= STATED GOAL =
Type out the records that follow, exactly as given.

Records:
================
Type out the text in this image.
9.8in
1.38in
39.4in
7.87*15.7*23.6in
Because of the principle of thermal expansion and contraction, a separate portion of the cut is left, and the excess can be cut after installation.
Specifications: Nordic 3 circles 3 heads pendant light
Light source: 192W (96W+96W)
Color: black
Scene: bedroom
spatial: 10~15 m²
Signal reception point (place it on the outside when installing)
================
= EXERCISE ANSWER =
Type out the text in this image.
9.8in
1.38in
39.4in
7.87*15.7*23.6in
Because of the principle of thermal expansion and contraction, a separate portion of the cut is left, and the excess can be cut after installation.
Specifications: Nordic 3 circles 3 heads pendant light
Light source: 192W (96W+96W)
Color: black
Scene: bedroom
spatial: 10~15 m²
Signal reception point (place it on the outside when installing)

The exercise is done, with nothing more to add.